> [YOUR GOAL]: Wherever the string "Segura" appears in the listing, copy that line.

> [DATA SHOWN]:
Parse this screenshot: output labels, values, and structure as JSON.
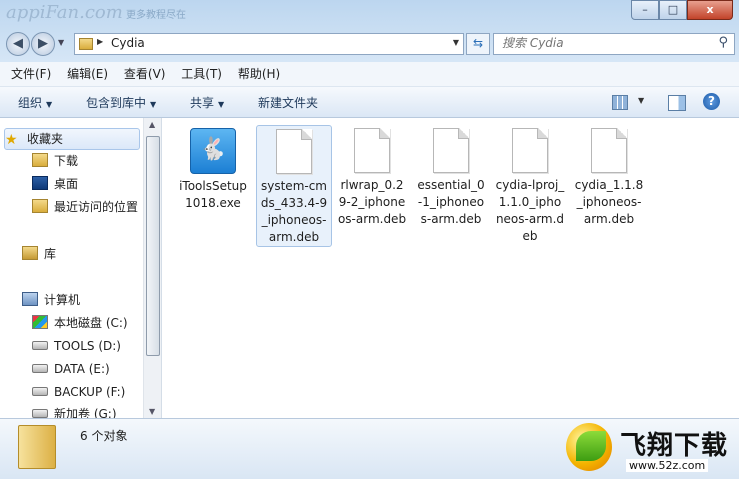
{
  "watermark": {
    "site": "appiFan.com",
    "tagline": "更多教程尽在"
  },
  "window": {
    "min": "–",
    "max": "□",
    "close": "x"
  },
  "address": {
    "path": "Cydia"
  },
  "search": {
    "placeholder": "搜索 Cydia"
  },
  "menu": [
    "文件(F)",
    "编辑(E)",
    "查看(V)",
    "工具(T)",
    "帮助(H)"
  ],
  "toolbar": {
    "organize": "组织",
    "include": "包含到库中",
    "share": "共享",
    "new_folder": "新建文件夹"
  },
  "nav": {
    "favorites": "收藏夹",
    "downloads": "下载",
    "desktop": "桌面",
    "recent": "最近访问的位置",
    "libraries": "库",
    "computer": "计算机",
    "drives": [
      "本地磁盘 (C:)",
      "TOOLS (D:)",
      "DATA (E:)",
      "BACKUP (F:)",
      "新加卷 (G:)"
    ]
  },
  "files": [
    {
      "name": "iToolsSetup1018.exe",
      "type": "exe"
    },
    {
      "name": "system-cmds_433.4-9_iphoneos-arm.deb",
      "type": "deb",
      "selected": true
    },
    {
      "name": "rlwrap_0.29-2_iphoneos-arm.deb",
      "type": "deb"
    },
    {
      "name": "essential_0-1_iphoneos-arm.deb",
      "type": "deb"
    },
    {
      "name": "cydia-lproj_1.1.0_iphoneos-arm.deb",
      "type": "deb"
    },
    {
      "name": "cydia_1.1.8_iphoneos-arm.deb",
      "type": "deb"
    }
  ],
  "status": {
    "count": "6 个对象"
  },
  "brand": {
    "name": "飞翔下载",
    "url": "www.52z.com"
  }
}
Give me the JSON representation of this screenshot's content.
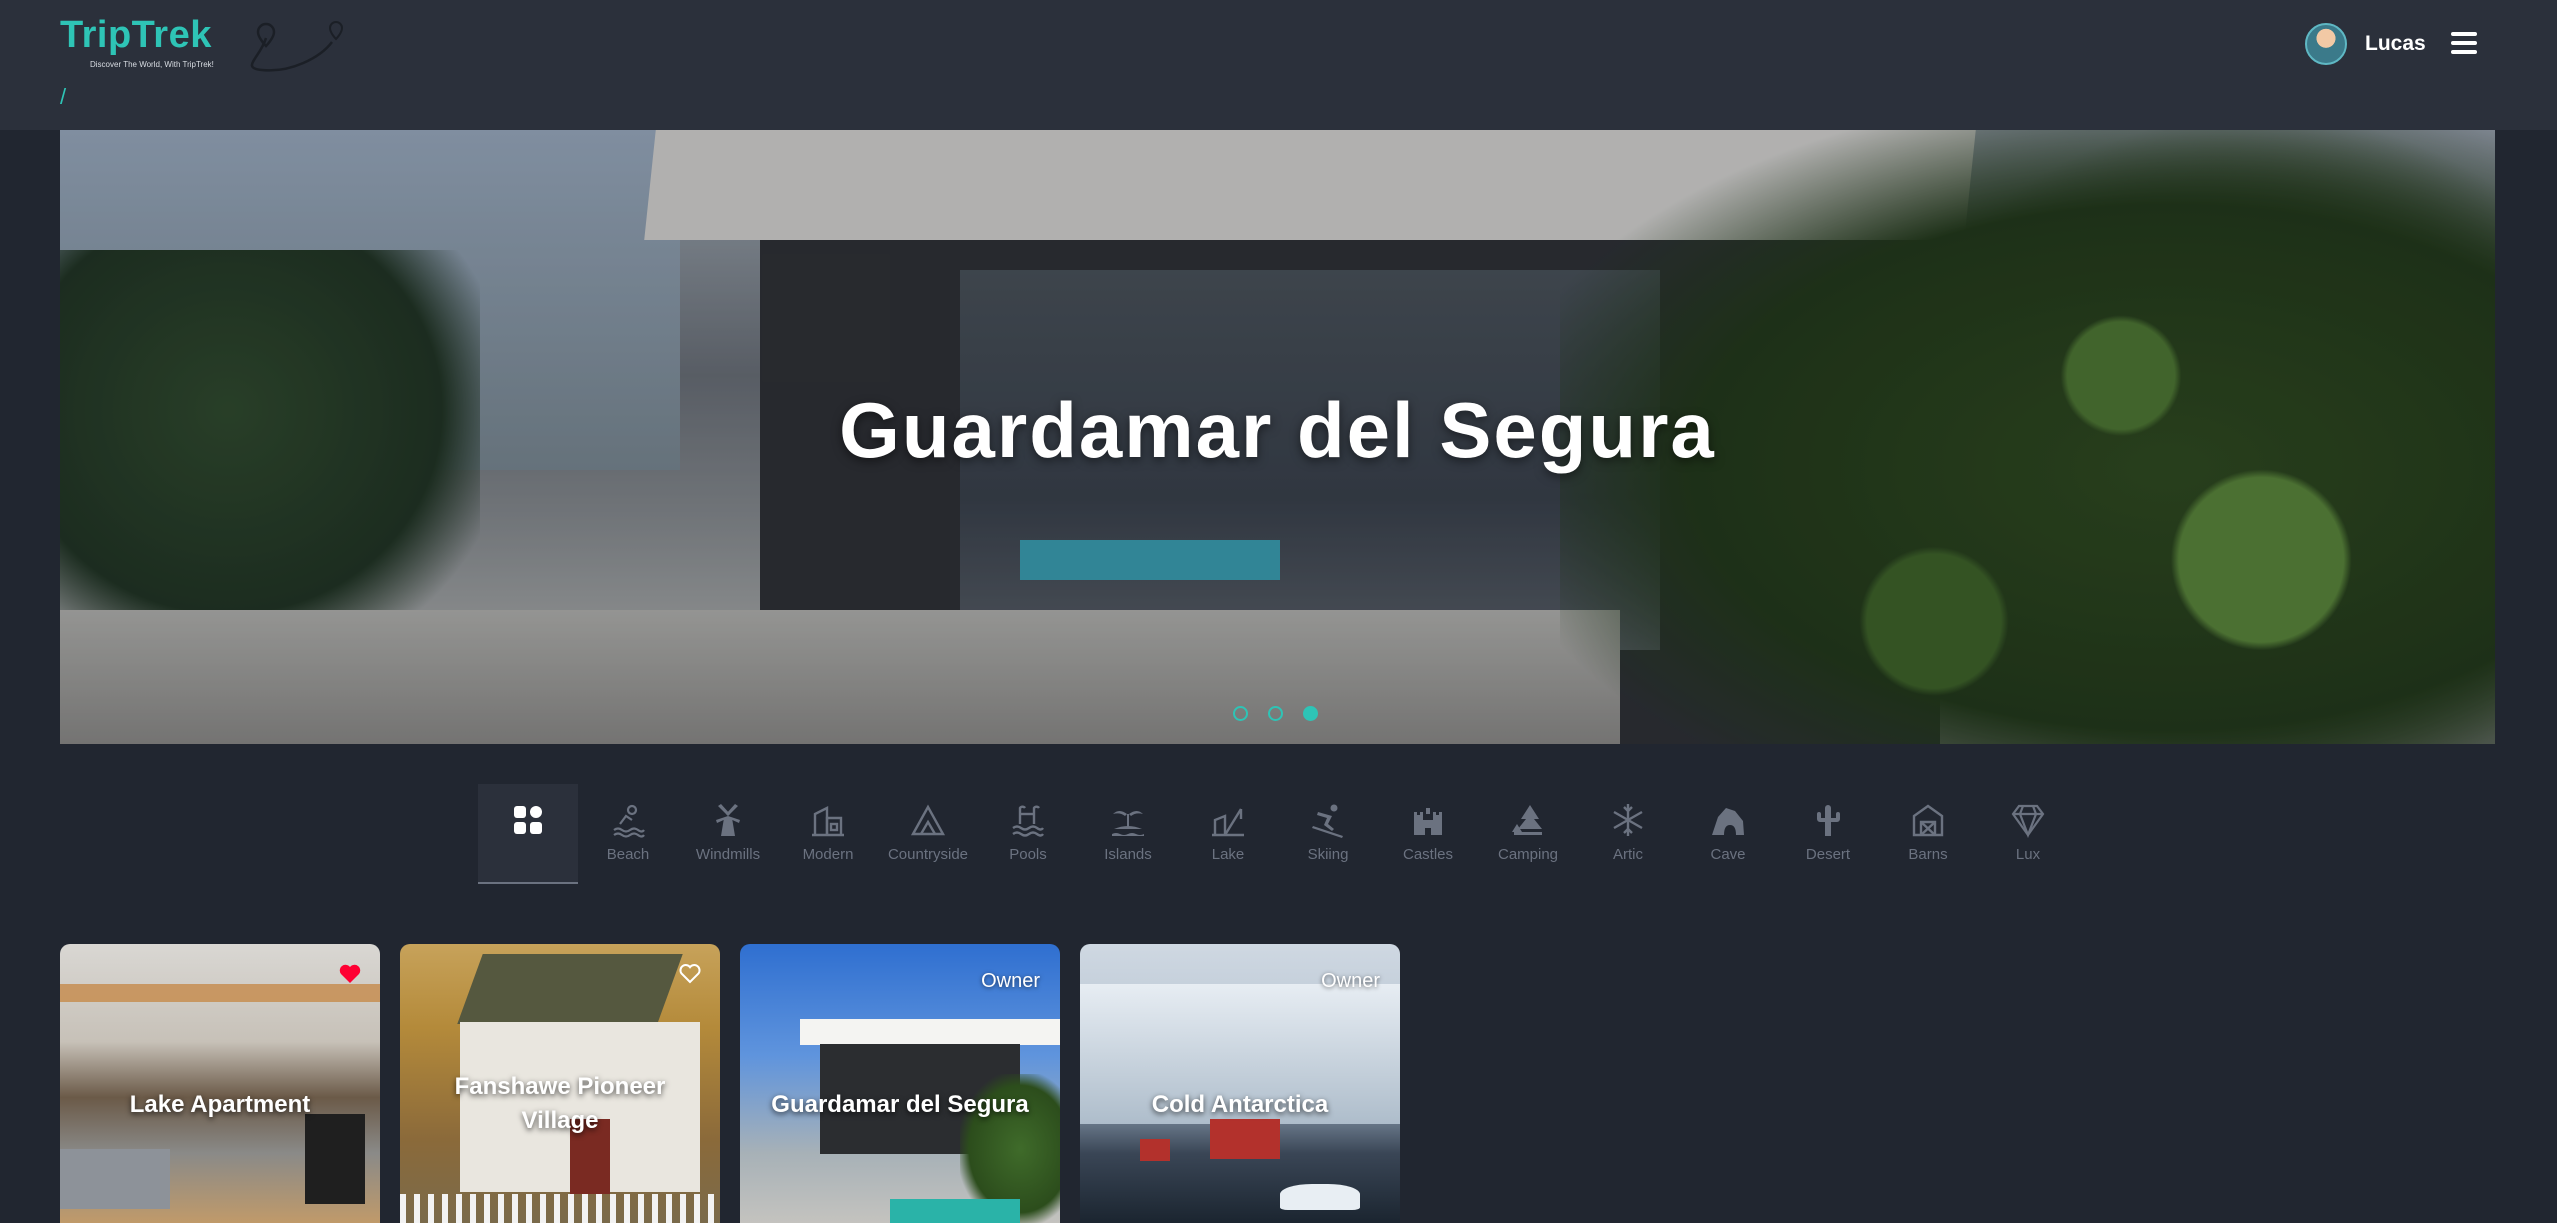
{
  "brand": {
    "name": "TripTrek",
    "tagline": "Discover The World, With TripTrek!",
    "accent": "#2ec4b6"
  },
  "breadcrumb": "/",
  "user": {
    "name": "Lucas"
  },
  "hero": {
    "title": "Guardamar del Segura",
    "slide_count": 3,
    "active_slide": 3
  },
  "categories": [
    {
      "label": "",
      "icon": "grid-icon",
      "active": true
    },
    {
      "label": "Beach",
      "icon": "beach-icon"
    },
    {
      "label": "Windmills",
      "icon": "windmill-icon"
    },
    {
      "label": "Modern",
      "icon": "modern-building-icon"
    },
    {
      "label": "Countryside",
      "icon": "mountain-icon"
    },
    {
      "label": "Pools",
      "icon": "pool-icon"
    },
    {
      "label": "Islands",
      "icon": "island-icon"
    },
    {
      "label": "Lake",
      "icon": "lake-icon"
    },
    {
      "label": "Skiing",
      "icon": "skiing-icon"
    },
    {
      "label": "Castles",
      "icon": "castle-icon"
    },
    {
      "label": "Camping",
      "icon": "camping-icon"
    },
    {
      "label": "Artic",
      "icon": "snowflake-icon"
    },
    {
      "label": "Cave",
      "icon": "cave-icon"
    },
    {
      "label": "Desert",
      "icon": "cactus-icon"
    },
    {
      "label": "Barns",
      "icon": "barn-icon"
    },
    {
      "label": "Lux",
      "icon": "diamond-icon"
    }
  ],
  "listings": [
    {
      "title": "Lake Apartment",
      "favorite": true,
      "badge": ""
    },
    {
      "title": "Fanshawe Pioneer Village",
      "favorite": false,
      "badge": ""
    },
    {
      "title": "Guardamar del Segura",
      "favorite": false,
      "badge": "Owner"
    },
    {
      "title": "Cold Antarctica",
      "favorite": false,
      "badge": "Owner"
    }
  ]
}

> [COMPLETED EXERCISE]:
    "title": "Guardamar del Segura",
      "title": "Guardamar del Segura",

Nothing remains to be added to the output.